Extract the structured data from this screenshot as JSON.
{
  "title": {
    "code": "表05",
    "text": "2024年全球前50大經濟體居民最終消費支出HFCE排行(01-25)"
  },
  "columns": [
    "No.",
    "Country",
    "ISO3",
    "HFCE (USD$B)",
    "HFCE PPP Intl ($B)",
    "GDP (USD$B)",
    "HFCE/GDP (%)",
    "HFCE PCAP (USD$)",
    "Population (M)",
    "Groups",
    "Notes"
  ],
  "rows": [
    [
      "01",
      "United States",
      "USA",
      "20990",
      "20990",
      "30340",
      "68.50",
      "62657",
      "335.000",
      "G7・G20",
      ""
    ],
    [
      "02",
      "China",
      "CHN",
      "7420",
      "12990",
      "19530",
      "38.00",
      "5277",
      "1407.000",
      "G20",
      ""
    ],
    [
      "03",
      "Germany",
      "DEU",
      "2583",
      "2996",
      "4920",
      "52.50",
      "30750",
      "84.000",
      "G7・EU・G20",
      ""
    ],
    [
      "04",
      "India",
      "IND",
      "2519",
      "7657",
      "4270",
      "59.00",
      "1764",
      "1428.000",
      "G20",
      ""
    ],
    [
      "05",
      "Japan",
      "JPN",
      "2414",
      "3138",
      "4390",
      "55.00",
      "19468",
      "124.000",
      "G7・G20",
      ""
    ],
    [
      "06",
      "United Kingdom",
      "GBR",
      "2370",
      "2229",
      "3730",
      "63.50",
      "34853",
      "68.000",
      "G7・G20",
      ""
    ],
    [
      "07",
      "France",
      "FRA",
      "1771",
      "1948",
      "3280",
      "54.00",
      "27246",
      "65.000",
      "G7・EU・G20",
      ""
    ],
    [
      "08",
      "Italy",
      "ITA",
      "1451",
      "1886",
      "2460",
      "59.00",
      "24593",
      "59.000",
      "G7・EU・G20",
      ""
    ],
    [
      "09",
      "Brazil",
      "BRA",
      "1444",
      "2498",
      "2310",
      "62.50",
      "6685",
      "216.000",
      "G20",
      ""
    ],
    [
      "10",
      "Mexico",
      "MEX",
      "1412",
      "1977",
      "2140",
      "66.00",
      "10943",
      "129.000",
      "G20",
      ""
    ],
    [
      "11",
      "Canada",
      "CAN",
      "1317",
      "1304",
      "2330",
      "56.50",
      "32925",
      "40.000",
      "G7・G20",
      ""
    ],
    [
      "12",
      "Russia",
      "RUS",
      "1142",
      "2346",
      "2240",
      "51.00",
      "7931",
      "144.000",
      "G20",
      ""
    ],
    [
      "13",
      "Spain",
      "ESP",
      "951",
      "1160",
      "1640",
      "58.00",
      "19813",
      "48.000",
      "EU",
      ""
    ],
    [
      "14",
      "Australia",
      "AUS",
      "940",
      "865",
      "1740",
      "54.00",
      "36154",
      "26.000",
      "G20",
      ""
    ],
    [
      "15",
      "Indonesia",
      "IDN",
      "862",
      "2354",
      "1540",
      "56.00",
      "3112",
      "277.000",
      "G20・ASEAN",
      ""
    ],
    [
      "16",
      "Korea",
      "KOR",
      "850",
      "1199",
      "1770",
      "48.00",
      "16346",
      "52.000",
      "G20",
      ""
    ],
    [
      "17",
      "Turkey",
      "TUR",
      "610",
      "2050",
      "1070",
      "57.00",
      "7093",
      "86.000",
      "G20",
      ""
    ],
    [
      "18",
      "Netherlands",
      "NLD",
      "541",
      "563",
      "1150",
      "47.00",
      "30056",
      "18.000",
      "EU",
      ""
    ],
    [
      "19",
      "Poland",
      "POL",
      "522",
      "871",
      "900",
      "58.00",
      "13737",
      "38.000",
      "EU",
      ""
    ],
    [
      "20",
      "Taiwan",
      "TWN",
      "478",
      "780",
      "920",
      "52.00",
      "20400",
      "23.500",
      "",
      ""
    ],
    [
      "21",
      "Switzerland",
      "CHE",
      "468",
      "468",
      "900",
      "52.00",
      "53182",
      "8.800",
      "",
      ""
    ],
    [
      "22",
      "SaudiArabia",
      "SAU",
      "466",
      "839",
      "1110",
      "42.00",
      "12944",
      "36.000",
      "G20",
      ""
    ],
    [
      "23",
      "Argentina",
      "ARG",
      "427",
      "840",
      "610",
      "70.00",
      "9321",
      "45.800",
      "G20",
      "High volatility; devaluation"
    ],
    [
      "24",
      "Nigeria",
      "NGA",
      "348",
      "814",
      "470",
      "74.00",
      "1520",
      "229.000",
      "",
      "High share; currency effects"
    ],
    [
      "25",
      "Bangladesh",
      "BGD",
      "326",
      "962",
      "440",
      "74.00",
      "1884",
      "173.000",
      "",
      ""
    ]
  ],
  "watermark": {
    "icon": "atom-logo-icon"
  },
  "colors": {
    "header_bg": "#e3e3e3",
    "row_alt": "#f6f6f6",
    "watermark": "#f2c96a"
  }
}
=-=-=
* **Short task**: Output all preceding records character for character.

* **Exercise answer**:
Extract the structured data from this screenshot as JSON.
{
  "title": {
    "code": "表05",
    "text": "2024年全球前50大經濟體居民最終消費支出HFCE排行(01-25)"
  },
  "columns": [
    "No.",
    "Country",
    "ISO3",
    "HFCE (USD$B)",
    "HFCE PPP Intl ($B)",
    "GDP (USD$B)",
    "HFCE/GDP (%)",
    "HFCE PCAP (USD$)",
    "Population (M)",
    "Groups",
    "Notes"
  ],
  "rows": [
    [
      "01",
      "United States",
      "USA",
      "20990",
      "20990",
      "30340",
      "68.50",
      "62657",
      "335.000",
      "G7・G20",
      ""
    ],
    [
      "02",
      "China",
      "CHN",
      "7420",
      "12990",
      "19530",
      "38.00",
      "5277",
      "1407.000",
      "G20",
      ""
    ],
    [
      "03",
      "Germany",
      "DEU",
      "2583",
      "2996",
      "4920",
      "52.50",
      "30750",
      "84.000",
      "G7・EU・G20",
      ""
    ],
    [
      "04",
      "India",
      "IND",
      "2519",
      "7657",
      "4270",
      "59.00",
      "1764",
      "1428.000",
      "G20",
      ""
    ],
    [
      "05",
      "Japan",
      "JPN",
      "2414",
      "3138",
      "4390",
      "55.00",
      "19468",
      "124.000",
      "G7・G20",
      ""
    ],
    [
      "06",
      "United Kingdom",
      "GBR",
      "2370",
      "2229",
      "3730",
      "63.50",
      "34853",
      "68.000",
      "G7・G20",
      ""
    ],
    [
      "07",
      "France",
      "FRA",
      "1771",
      "1948",
      "3280",
      "54.00",
      "27246",
      "65.000",
      "G7・EU・G20",
      ""
    ],
    [
      "08",
      "Italy",
      "ITA",
      "1451",
      "1886",
      "2460",
      "59.00",
      "24593",
      "59.000",
      "G7・EU・G20",
      ""
    ],
    [
      "09",
      "Brazil",
      "BRA",
      "1444",
      "2498",
      "2310",
      "62.50",
      "6685",
      "216.000",
      "G20",
      ""
    ],
    [
      "10",
      "Mexico",
      "MEX",
      "1412",
      "1977",
      "2140",
      "66.00",
      "10943",
      "129.000",
      "G20",
      ""
    ],
    [
      "11",
      "Canada",
      "CAN",
      "1317",
      "1304",
      "2330",
      "56.50",
      "32925",
      "40.000",
      "G7・G20",
      ""
    ],
    [
      "12",
      "Russia",
      "RUS",
      "1142",
      "2346",
      "2240",
      "51.00",
      "7931",
      "144.000",
      "G20",
      ""
    ],
    [
      "13",
      "Spain",
      "ESP",
      "951",
      "1160",
      "1640",
      "58.00",
      "19813",
      "48.000",
      "EU",
      ""
    ],
    [
      "14",
      "Australia",
      "AUS",
      "940",
      "865",
      "1740",
      "54.00",
      "36154",
      "26.000",
      "G20",
      ""
    ],
    [
      "15",
      "Indonesia",
      "IDN",
      "862",
      "2354",
      "1540",
      "56.00",
      "3112",
      "277.000",
      "G20・ASEAN",
      ""
    ],
    [
      "16",
      "Korea",
      "KOR",
      "850",
      "1199",
      "1770",
      "48.00",
      "16346",
      "52.000",
      "G20",
      ""
    ],
    [
      "17",
      "Turkey",
      "TUR",
      "610",
      "2050",
      "1070",
      "57.00",
      "7093",
      "86.000",
      "G20",
      ""
    ],
    [
      "18",
      "Netherlands",
      "NLD",
      "541",
      "563",
      "1150",
      "47.00",
      "30056",
      "18.000",
      "EU",
      ""
    ],
    [
      "19",
      "Poland",
      "POL",
      "522",
      "871",
      "900",
      "58.00",
      "13737",
      "38.000",
      "EU",
      ""
    ],
    [
      "20",
      "Taiwan",
      "TWN",
      "478",
      "780",
      "920",
      "52.00",
      "20400",
      "23.500",
      "",
      ""
    ],
    [
      "21",
      "Switzerland",
      "CHE",
      "468",
      "468",
      "900",
      "52.00",
      "53182",
      "8.800",
      "",
      ""
    ],
    [
      "22",
      "SaudiArabia",
      "SAU",
      "466",
      "839",
      "1110",
      "42.00",
      "12944",
      "36.000",
      "G20",
      ""
    ],
    [
      "23",
      "Argentina",
      "ARG",
      "427",
      "840",
      "610",
      "70.00",
      "9321",
      "45.800",
      "G20",
      "High volatility; devaluation"
    ],
    [
      "24",
      "Nigeria",
      "NGA",
      "348",
      "814",
      "470",
      "74.00",
      "1520",
      "229.000",
      "",
      "High share; currency effects"
    ],
    [
      "25",
      "Bangladesh",
      "BGD",
      "326",
      "962",
      "440",
      "74.00",
      "1884",
      "173.000",
      "",
      ""
    ]
  ],
  "watermark": {
    "icon": "atom-logo-icon"
  },
  "colors": {
    "header_bg": "#e3e3e3",
    "row_alt": "#f6f6f6",
    "watermark": "#f2c96a"
  }
}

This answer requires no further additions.